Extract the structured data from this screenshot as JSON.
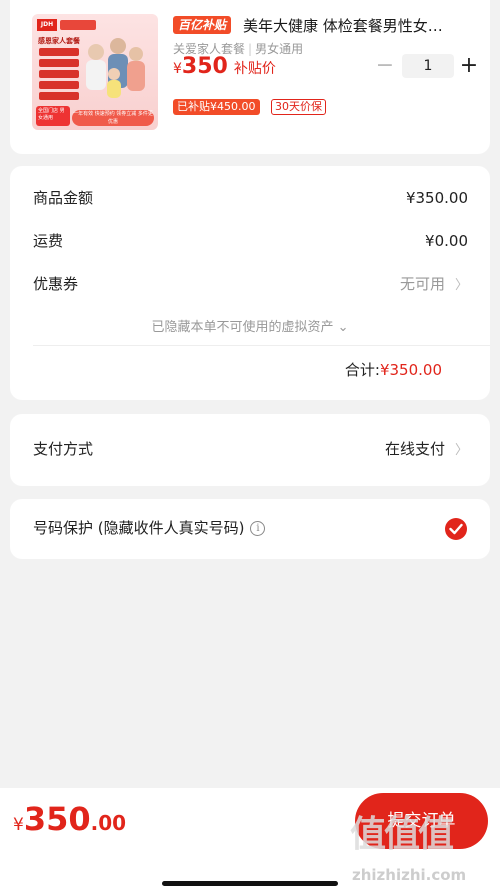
{
  "product": {
    "badge": "百亿补贴",
    "title": "美年大健康 体检套餐男性女…",
    "sub_tag_a": "关爱家人套餐",
    "sub_tag_b": "男女通用",
    "price_currency": "¥",
    "price_value": "350",
    "price_label": "补贴价",
    "quantity": "1",
    "minus_label": "−",
    "plus_label": "+",
    "subsidy_tag": "已补贴¥450.00",
    "guarantee_tag": "30天价保",
    "thumb_logo": "JDH",
    "thumb_title": "感恩家人套餐",
    "thumb_tag": "全国门店 男女通用",
    "thumb_band": "一年有效 快速预约 领券立减 多件更优惠"
  },
  "summary": {
    "goods_label": "商品金额",
    "goods_value": "¥350.00",
    "shipping_label": "运费",
    "shipping_value": "¥0.00",
    "coupon_label": "优惠券",
    "coupon_value": "无可用",
    "hidden_assets_note": "已隐藏本单不可使用的虚拟资产 ⌄",
    "total_label": "合计:",
    "total_value": "¥350.00"
  },
  "payment": {
    "label": "支付方式",
    "value": "在线支付"
  },
  "privacy": {
    "label": "号码保护 (隐藏收件人真实号码)",
    "info_glyph": "i",
    "checked": true
  },
  "bottom_bar": {
    "currency": "¥",
    "total_int": "350",
    "total_dec": ".00",
    "submit_label": "提交订单"
  },
  "watermark": {
    "text": "值值值",
    "url": "zhizhizhi.com"
  },
  "colors": {
    "accent": "#e1251b",
    "badge": "#f24c28",
    "background": "#f2f2f2"
  }
}
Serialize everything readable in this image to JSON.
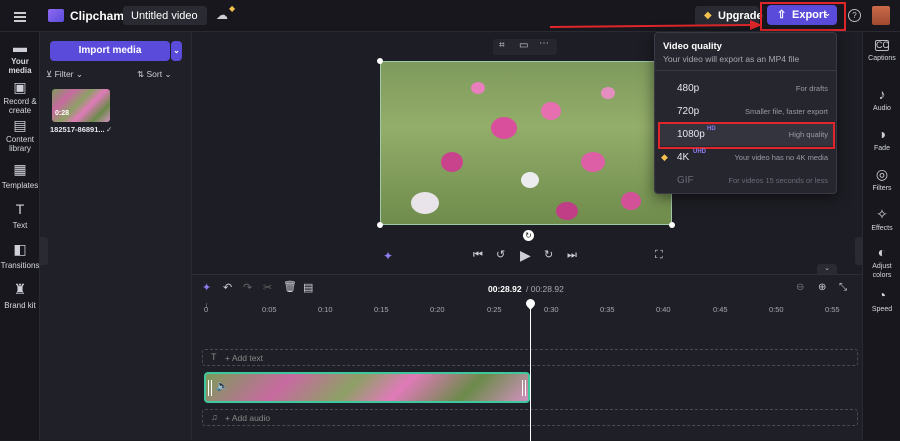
{
  "app": {
    "name": "Clipchamp",
    "project_title": "Untitled video"
  },
  "header": {
    "upgrade_label": "Upgrade",
    "export_label": "Export"
  },
  "left_nav": [
    {
      "label": "Your media",
      "icon": "folder-icon"
    },
    {
      "label": "Record & create",
      "icon": "camera-icon"
    },
    {
      "label": "Content library",
      "icon": "library-icon"
    },
    {
      "label": "Templates",
      "icon": "templates-icon"
    },
    {
      "label": "Text",
      "icon": "text-icon"
    },
    {
      "label": "Transitions",
      "icon": "transitions-icon"
    },
    {
      "label": "Brand kit",
      "icon": "brand-icon"
    }
  ],
  "media_panel": {
    "import_label": "Import media",
    "filter_label": "Filter",
    "sort_label": "Sort",
    "clip": {
      "duration": "0:28",
      "filename": "182517-86891..."
    }
  },
  "right_nav": [
    {
      "label": "Captions",
      "icon": "cc-icon"
    },
    {
      "label": "Audio",
      "icon": "speaker-icon"
    },
    {
      "label": "Fade",
      "icon": "fade-icon"
    },
    {
      "label": "Filters",
      "icon": "filters-icon"
    },
    {
      "label": "Effects",
      "icon": "wand-icon"
    },
    {
      "label": "Adjust colors",
      "icon": "adjust-icon"
    },
    {
      "label": "Speed",
      "icon": "speed-icon"
    }
  ],
  "export_menu": {
    "title": "Video quality",
    "subtitle": "Your video will export as an MP4 file",
    "options": [
      {
        "name": "480p",
        "badge": "",
        "desc": "For drafts"
      },
      {
        "name": "720p",
        "badge": "",
        "desc": "Smaller file, faster export"
      },
      {
        "name": "1080p",
        "badge": "HD",
        "desc": "High quality"
      },
      {
        "name": "4K",
        "badge": "UHD",
        "desc": "Your video has no 4K media"
      },
      {
        "name": "GIF",
        "badge": "",
        "desc": "For videos 15 seconds or less"
      }
    ]
  },
  "timeline": {
    "current_time": "00:28.92",
    "total_time": "/ 00:28.92",
    "ticks": [
      "0",
      "0:05",
      "0:10",
      "0:15",
      "0:20",
      "0:25",
      "0:30",
      "0:35",
      "0:40",
      "0:45",
      "0:50",
      "0:55"
    ],
    "add_text_label": "+ Add text",
    "add_audio_label": "+ Add audio"
  },
  "colors": {
    "accent": "#5b4bdb",
    "highlight": "#e0262a",
    "clip_border": "#3fc7a0"
  }
}
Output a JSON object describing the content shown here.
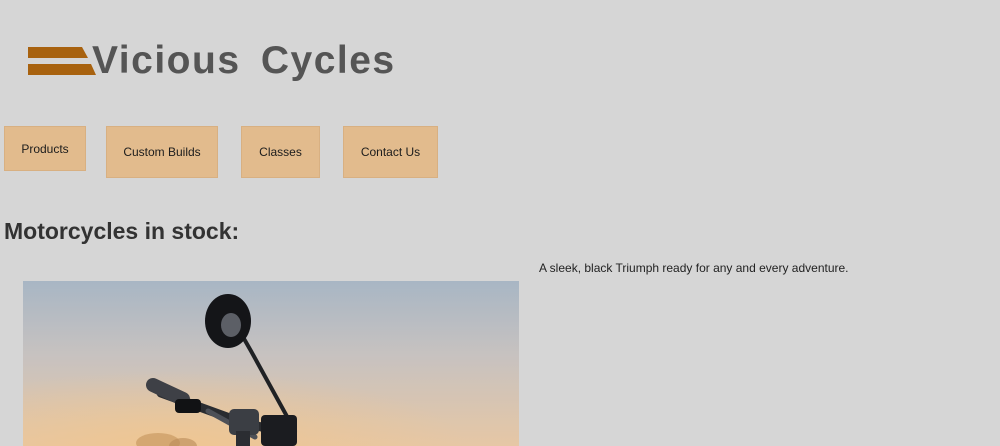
{
  "brand": {
    "name": "Vicious Cycles",
    "text_color": "#555555",
    "accent_color": "#a8620f"
  },
  "nav": {
    "items": [
      {
        "label": "Products"
      },
      {
        "label": "Custom Builds"
      },
      {
        "label": "Classes"
      },
      {
        "label": "Contact Us"
      }
    ],
    "button_color": "#e2bb8d"
  },
  "main": {
    "heading": "Motorcycles in stock:",
    "listings": [
      {
        "image": "motorcycle-handlebar-photo",
        "caption": "A sleek, black Triumph ready for any and every adventure."
      }
    ]
  },
  "page": {
    "background": "#d6d6d6"
  }
}
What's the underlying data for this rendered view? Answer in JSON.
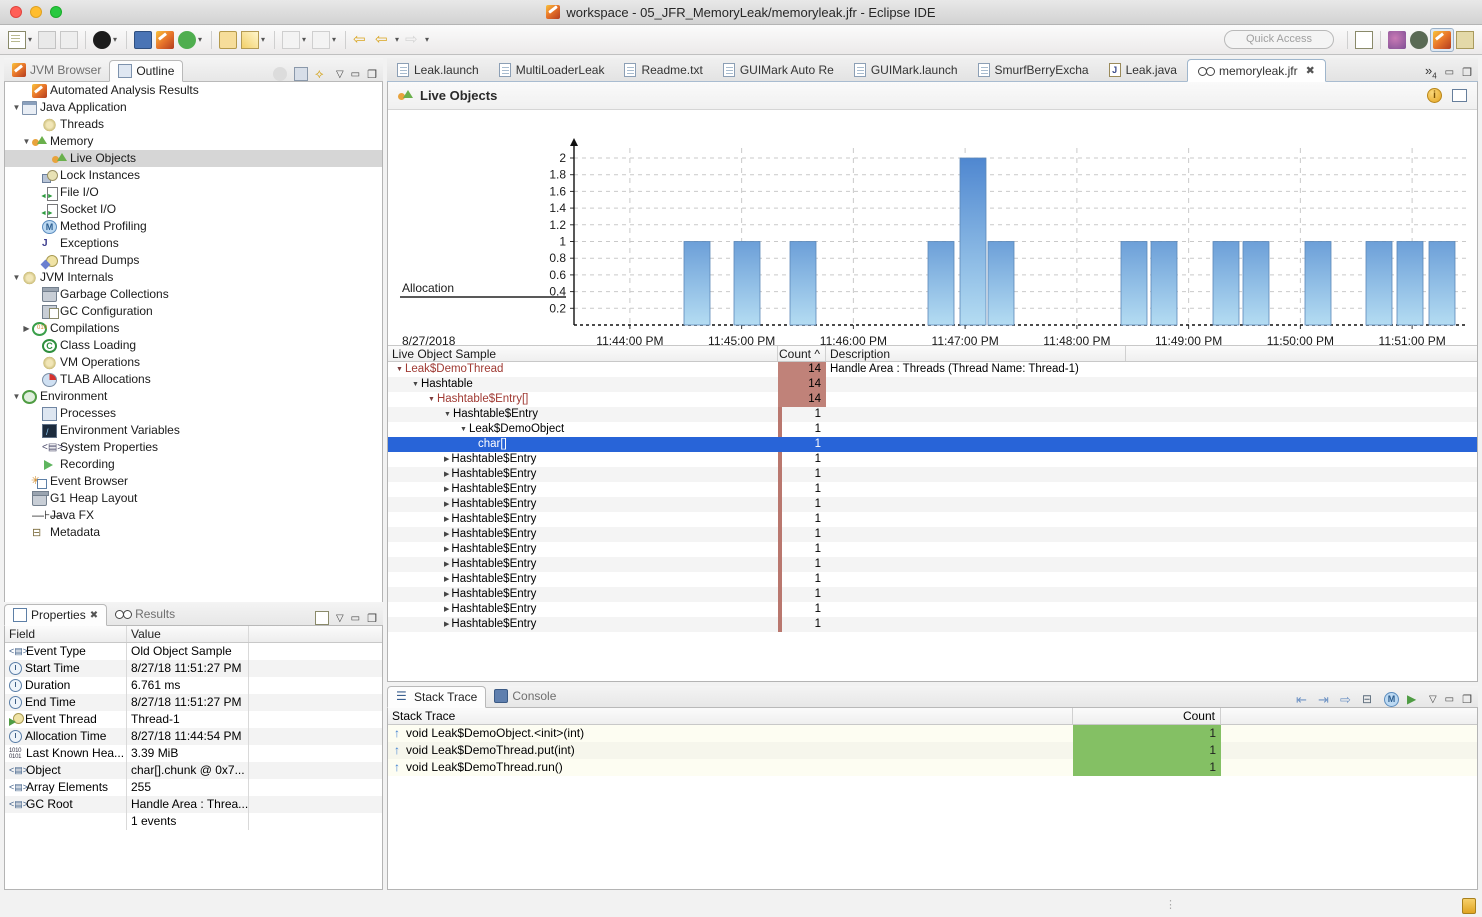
{
  "window": {
    "title": "workspace - 05_JFR_MemoryLeak/memoryleak.jfr - Eclipse IDE"
  },
  "toolbar": {
    "quick_access_placeholder": "Quick Access",
    "items": [
      {
        "name": "new-wizard",
        "glyph": "new"
      },
      {
        "name": "save",
        "glyph": "save"
      },
      {
        "name": "save-all",
        "glyph": "save-all"
      },
      {
        "name": "user-profile",
        "glyph": "user"
      },
      {
        "name": "open-console",
        "glyph": "console"
      },
      {
        "name": "mission-control",
        "glyph": "eclipse"
      },
      {
        "name": "run",
        "glyph": "run"
      },
      {
        "name": "open-folder",
        "glyph": "folder"
      },
      {
        "name": "pencil",
        "glyph": "pencil"
      },
      {
        "name": "download",
        "glyph": "download"
      },
      {
        "name": "upload",
        "glyph": "upload"
      },
      {
        "name": "back-star",
        "glyph": "back-star"
      },
      {
        "name": "back",
        "glyph": "back"
      },
      {
        "name": "forward",
        "glyph": "forward"
      }
    ],
    "perspective_items": [
      "new-perspective",
      "java-perspective",
      "debug-perspective",
      "mission-control-perspective",
      "hierarchy-perspective"
    ]
  },
  "left_panel": {
    "tabs": [
      {
        "label": "JVM Browser",
        "icon": "eclipse-icon",
        "active": false
      },
      {
        "label": "Outline",
        "icon": "outline-icon",
        "active": true
      }
    ],
    "tools": [
      "collapse-all-icon",
      "link-with-editor-icon",
      "flashlight-icon",
      "view-menu-icon",
      "minimize-icon",
      "maximize-icon"
    ],
    "tree": [
      {
        "label": "Automated Analysis Results",
        "indent": 1,
        "twisty": "",
        "icon": "eclipse-icon",
        "selected": false
      },
      {
        "label": "Java Application",
        "indent": 0,
        "twisty": "▼",
        "icon": "java-app-icon",
        "selected": false
      },
      {
        "label": "Threads",
        "indent": 2,
        "twisty": "",
        "icon": "threads-icon",
        "selected": false
      },
      {
        "label": "Memory",
        "indent": 1,
        "twisty": "▼",
        "icon": "memory-icon",
        "selected": false
      },
      {
        "label": "Live Objects",
        "indent": 3,
        "twisty": "",
        "icon": "live-objects-icon",
        "selected": true
      },
      {
        "label": "Lock Instances",
        "indent": 2,
        "twisty": "",
        "icon": "lock-icon",
        "selected": false
      },
      {
        "label": "File I/O",
        "indent": 2,
        "twisty": "",
        "icon": "file-io-icon",
        "selected": false
      },
      {
        "label": "Socket I/O",
        "indent": 2,
        "twisty": "",
        "icon": "socket-io-icon",
        "selected": false
      },
      {
        "label": "Method Profiling",
        "indent": 2,
        "twisty": "",
        "icon": "method-profiling-icon",
        "selected": false
      },
      {
        "label": "Exceptions",
        "indent": 2,
        "twisty": "",
        "icon": "exceptions-icon",
        "selected": false
      },
      {
        "label": "Thread Dumps",
        "indent": 2,
        "twisty": "",
        "icon": "thread-dumps-icon",
        "selected": false
      },
      {
        "label": "JVM Internals",
        "indent": 0,
        "twisty": "▼",
        "icon": "jvm-internals-icon",
        "selected": false
      },
      {
        "label": "Garbage Collections",
        "indent": 2,
        "twisty": "",
        "icon": "garbage-collections-icon",
        "selected": false
      },
      {
        "label": "GC Configuration",
        "indent": 2,
        "twisty": "",
        "icon": "gc-configuration-icon",
        "selected": false
      },
      {
        "label": "Compilations",
        "indent": 1,
        "twisty": "▶",
        "icon": "compilations-icon",
        "selected": false
      },
      {
        "label": "Class Loading",
        "indent": 2,
        "twisty": "",
        "icon": "class-loading-icon",
        "selected": false
      },
      {
        "label": "VM Operations",
        "indent": 2,
        "twisty": "",
        "icon": "vm-operations-icon",
        "selected": false
      },
      {
        "label": "TLAB Allocations",
        "indent": 2,
        "twisty": "",
        "icon": "tlab-allocations-icon",
        "selected": false
      },
      {
        "label": "Environment",
        "indent": 0,
        "twisty": "▼",
        "icon": "environment-icon",
        "selected": false
      },
      {
        "label": "Processes",
        "indent": 2,
        "twisty": "",
        "icon": "processes-icon",
        "selected": false
      },
      {
        "label": "Environment Variables",
        "indent": 2,
        "twisty": "",
        "icon": "environment-variables-icon",
        "selected": false
      },
      {
        "label": "System Properties",
        "indent": 2,
        "twisty": "",
        "icon": "system-properties-icon",
        "selected": false
      },
      {
        "label": "Recording",
        "indent": 2,
        "twisty": "",
        "icon": "recording-icon",
        "selected": false
      },
      {
        "label": "Event Browser",
        "indent": 1,
        "twisty": "",
        "icon": "event-browser-icon",
        "selected": false
      },
      {
        "label": "G1 Heap Layout",
        "indent": 1,
        "twisty": "",
        "icon": "g1-heap-layout-icon",
        "selected": false
      },
      {
        "label": "Java FX",
        "indent": 1,
        "twisty": "",
        "icon": "java-fx-icon",
        "selected": false
      },
      {
        "label": "Metadata",
        "indent": 1,
        "twisty": "",
        "icon": "metadata-icon",
        "selected": false
      }
    ]
  },
  "properties": {
    "tabs": [
      {
        "label": "Properties",
        "active": true,
        "closable": true
      },
      {
        "label": "Results",
        "active": false,
        "closable": false
      }
    ],
    "tools": [
      "new-properties-view-icon",
      "view-menu-icon",
      "minimize-icon",
      "maximize-icon"
    ],
    "columns": [
      "Field",
      "Value"
    ],
    "rows": [
      {
        "field": "Event Type",
        "value": "Old Object Sample",
        "icon": "tag-icon"
      },
      {
        "field": "Start Time",
        "value": "8/27/18 11:51:27 PM",
        "icon": "clock-icon"
      },
      {
        "field": "Duration",
        "value": "6.761 ms",
        "icon": "duration-icon"
      },
      {
        "field": "End Time",
        "value": "8/27/18 11:51:27 PM",
        "icon": "clock-icon"
      },
      {
        "field": "Event Thread",
        "value": "Thread-1",
        "icon": "thread-icon"
      },
      {
        "field": "Allocation Time",
        "value": "8/27/18 11:44:54 PM",
        "icon": "clock-icon"
      },
      {
        "field": "Last Known Hea...",
        "value": "3.39 MiB",
        "icon": "bits-icon"
      },
      {
        "field": "Object",
        "value": "char[].chunk @ 0x7...",
        "icon": "tag-icon"
      },
      {
        "field": "Array Elements",
        "value": "255",
        "icon": "tag-icon"
      },
      {
        "field": "GC Root",
        "value": "Handle Area : Threa...",
        "icon": "tag-icon"
      },
      {
        "field": "",
        "value": "1 events",
        "icon": ""
      }
    ]
  },
  "editor": {
    "tabs": [
      {
        "label": "Leak.launch",
        "icon": "file-icon",
        "active": false
      },
      {
        "label": "MultiLoaderLeak",
        "icon": "file-icon",
        "active": false
      },
      {
        "label": "Readme.txt",
        "icon": "file-icon",
        "active": false
      },
      {
        "label": "GUIMark Auto Re",
        "icon": "file-icon",
        "active": false
      },
      {
        "label": "GUIMark.launch",
        "icon": "file-icon",
        "active": false
      },
      {
        "label": "SmurfBerryExcha",
        "icon": "file-icon",
        "active": false
      },
      {
        "label": "Leak.java",
        "icon": "java-icon",
        "active": false
      },
      {
        "label": "memoryleak.jfr",
        "icon": "jfr-icon",
        "active": true,
        "close": "✖"
      }
    ],
    "overflow_label": "»",
    "overflow_count": "4",
    "page_title": "Live Objects",
    "header_tools": [
      "info-icon",
      "table-view-icon"
    ]
  },
  "chart_data": {
    "type": "bar",
    "title": "Live Objects",
    "xlabel": "",
    "ylabel": "",
    "ylim": [
      0,
      2
    ],
    "yticks": [
      0.2,
      0.4,
      0.6,
      0.8,
      1,
      1.2,
      1.4,
      1.6,
      1.8,
      2
    ],
    "ytick_labels": [
      "0.2",
      "0.4",
      "0.6",
      "0.8",
      "1",
      "1.2",
      "1.4",
      "1.6",
      "1.8",
      "2"
    ],
    "xticks": [
      "11:44:00 PM",
      "11:45:00 PM",
      "11:46:00 PM",
      "11:47:00 PM",
      "11:48:00 PM",
      "11:49:00 PM",
      "11:50:00 PM",
      "11:51:00 PM"
    ],
    "lane_label": "Allocation",
    "date_label": "8/27/2018",
    "grid": true,
    "legend": null,
    "bar_color": "#7fb4e0",
    "x": [
      "11:44:05 PM",
      "11:44:30 PM",
      "11:45:00 PM",
      "11:46:15 PM",
      "11:46:35 PM",
      "11:46:50 PM",
      "11:47:55 PM",
      "11:48:10 PM",
      "11:48:40 PM",
      "11:48:55 PM",
      "11:49:25 PM",
      "11:50:00 PM",
      "11:50:30 PM",
      "11:50:45 PM"
    ],
    "values": [
      1,
      1,
      1,
      1,
      2,
      1,
      1,
      1,
      1,
      1,
      1,
      1,
      1,
      1
    ]
  },
  "live_object_sample": {
    "columns": [
      "Live Object Sample",
      "Count",
      "Description"
    ],
    "sort_column": "Count",
    "sort_indicator": "^",
    "rows": [
      {
        "label": "Leak$DemoThread",
        "indent": 0,
        "twisty": "▼",
        "count": "14",
        "desc": "Handle Area : Threads (Thread Name: Thread-1)",
        "style": "red",
        "heat": "wide",
        "selected": false
      },
      {
        "label": "Hashtable",
        "indent": 1,
        "twisty": "▼",
        "count": "14",
        "desc": "",
        "style": "dark",
        "heat": "wide",
        "selected": false
      },
      {
        "label": "Hashtable$Entry[]",
        "indent": 2,
        "twisty": "▼",
        "count": "14",
        "desc": "",
        "style": "red",
        "heat": "wide",
        "selected": false
      },
      {
        "label": "Hashtable$Entry",
        "indent": 3,
        "twisty": "▼",
        "count": "1",
        "desc": "",
        "style": "dark",
        "heat": "thin",
        "selected": false
      },
      {
        "label": "Leak$DemoObject",
        "indent": 4,
        "twisty": "▼",
        "count": "1",
        "desc": "",
        "style": "dark",
        "heat": "thin",
        "selected": false
      },
      {
        "label": "char[]",
        "indent": 5,
        "twisty": "",
        "count": "1",
        "desc": "",
        "style": "dark",
        "heat": "thin",
        "selected": true
      },
      {
        "label": "Hashtable$Entry",
        "indent": 3,
        "twisty": "▶",
        "count": "1",
        "desc": "",
        "style": "dark",
        "heat": "thin",
        "selected": false
      },
      {
        "label": "Hashtable$Entry",
        "indent": 3,
        "twisty": "▶",
        "count": "1",
        "desc": "",
        "style": "dark",
        "heat": "thin",
        "selected": false
      },
      {
        "label": "Hashtable$Entry",
        "indent": 3,
        "twisty": "▶",
        "count": "1",
        "desc": "",
        "style": "dark",
        "heat": "thin",
        "selected": false
      },
      {
        "label": "Hashtable$Entry",
        "indent": 3,
        "twisty": "▶",
        "count": "1",
        "desc": "",
        "style": "dark",
        "heat": "thin",
        "selected": false
      },
      {
        "label": "Hashtable$Entry",
        "indent": 3,
        "twisty": "▶",
        "count": "1",
        "desc": "",
        "style": "dark",
        "heat": "thin",
        "selected": false
      },
      {
        "label": "Hashtable$Entry",
        "indent": 3,
        "twisty": "▶",
        "count": "1",
        "desc": "",
        "style": "dark",
        "heat": "thin",
        "selected": false
      },
      {
        "label": "Hashtable$Entry",
        "indent": 3,
        "twisty": "▶",
        "count": "1",
        "desc": "",
        "style": "dark",
        "heat": "thin",
        "selected": false
      },
      {
        "label": "Hashtable$Entry",
        "indent": 3,
        "twisty": "▶",
        "count": "1",
        "desc": "",
        "style": "dark",
        "heat": "thin",
        "selected": false
      },
      {
        "label": "Hashtable$Entry",
        "indent": 3,
        "twisty": "▶",
        "count": "1",
        "desc": "",
        "style": "dark",
        "heat": "thin",
        "selected": false
      },
      {
        "label": "Hashtable$Entry",
        "indent": 3,
        "twisty": "▶",
        "count": "1",
        "desc": "",
        "style": "dark",
        "heat": "thin",
        "selected": false
      },
      {
        "label": "Hashtable$Entry",
        "indent": 3,
        "twisty": "▶",
        "count": "1",
        "desc": "",
        "style": "dark",
        "heat": "thin",
        "selected": false
      },
      {
        "label": "Hashtable$Entry",
        "indent": 3,
        "twisty": "▶",
        "count": "1",
        "desc": "",
        "style": "dark",
        "heat": "thin",
        "selected": false
      }
    ]
  },
  "stack_trace": {
    "tabs": [
      {
        "label": "Stack Trace",
        "active": true,
        "icon": "stack-icon"
      },
      {
        "label": "Console",
        "active": false,
        "icon": "console-icon"
      }
    ],
    "tools": [
      "prev-frame-icon",
      "distinguish-frames-icon",
      "next-frame-icon",
      "tree-layout-icon",
      "method-icon",
      "thread-root-icon",
      "view-menu-icon",
      "minimize-icon",
      "maximize-icon"
    ],
    "columns": [
      "Stack Trace",
      "Count"
    ],
    "rows": [
      {
        "frame": "void Leak$DemoObject.<init>(int)",
        "count": "1"
      },
      {
        "frame": "void Leak$DemoThread.put(int)",
        "count": "1"
      },
      {
        "frame": "void Leak$DemoThread.run()",
        "count": "1"
      }
    ]
  },
  "colors": {
    "selection_blue": "#2864d8",
    "heat_red": "#c08279",
    "count_green": "#84c064",
    "bar_blue": "#7fb4e0",
    "accent_orange": "#e8a33d"
  }
}
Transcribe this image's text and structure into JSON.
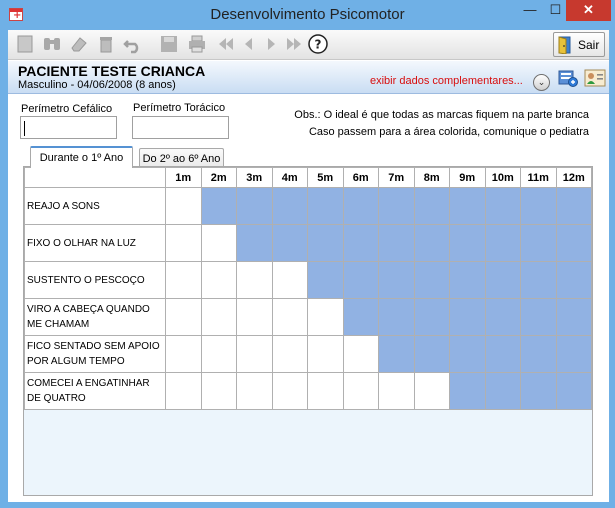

* _STATED GOAL_
Check each line of the entries above for the word "JSON". List the ones that have it.

* _RESULT OF THIS EXERCISE_
Extract the structured data from this screenshot as JSON.
Serialize everything readable in this image to JSON.
Output a JSON object describing the content shown here.
What's the underlying data for this rendered view? Answer in JSON.
Transcribe this image's text and structure into JSON.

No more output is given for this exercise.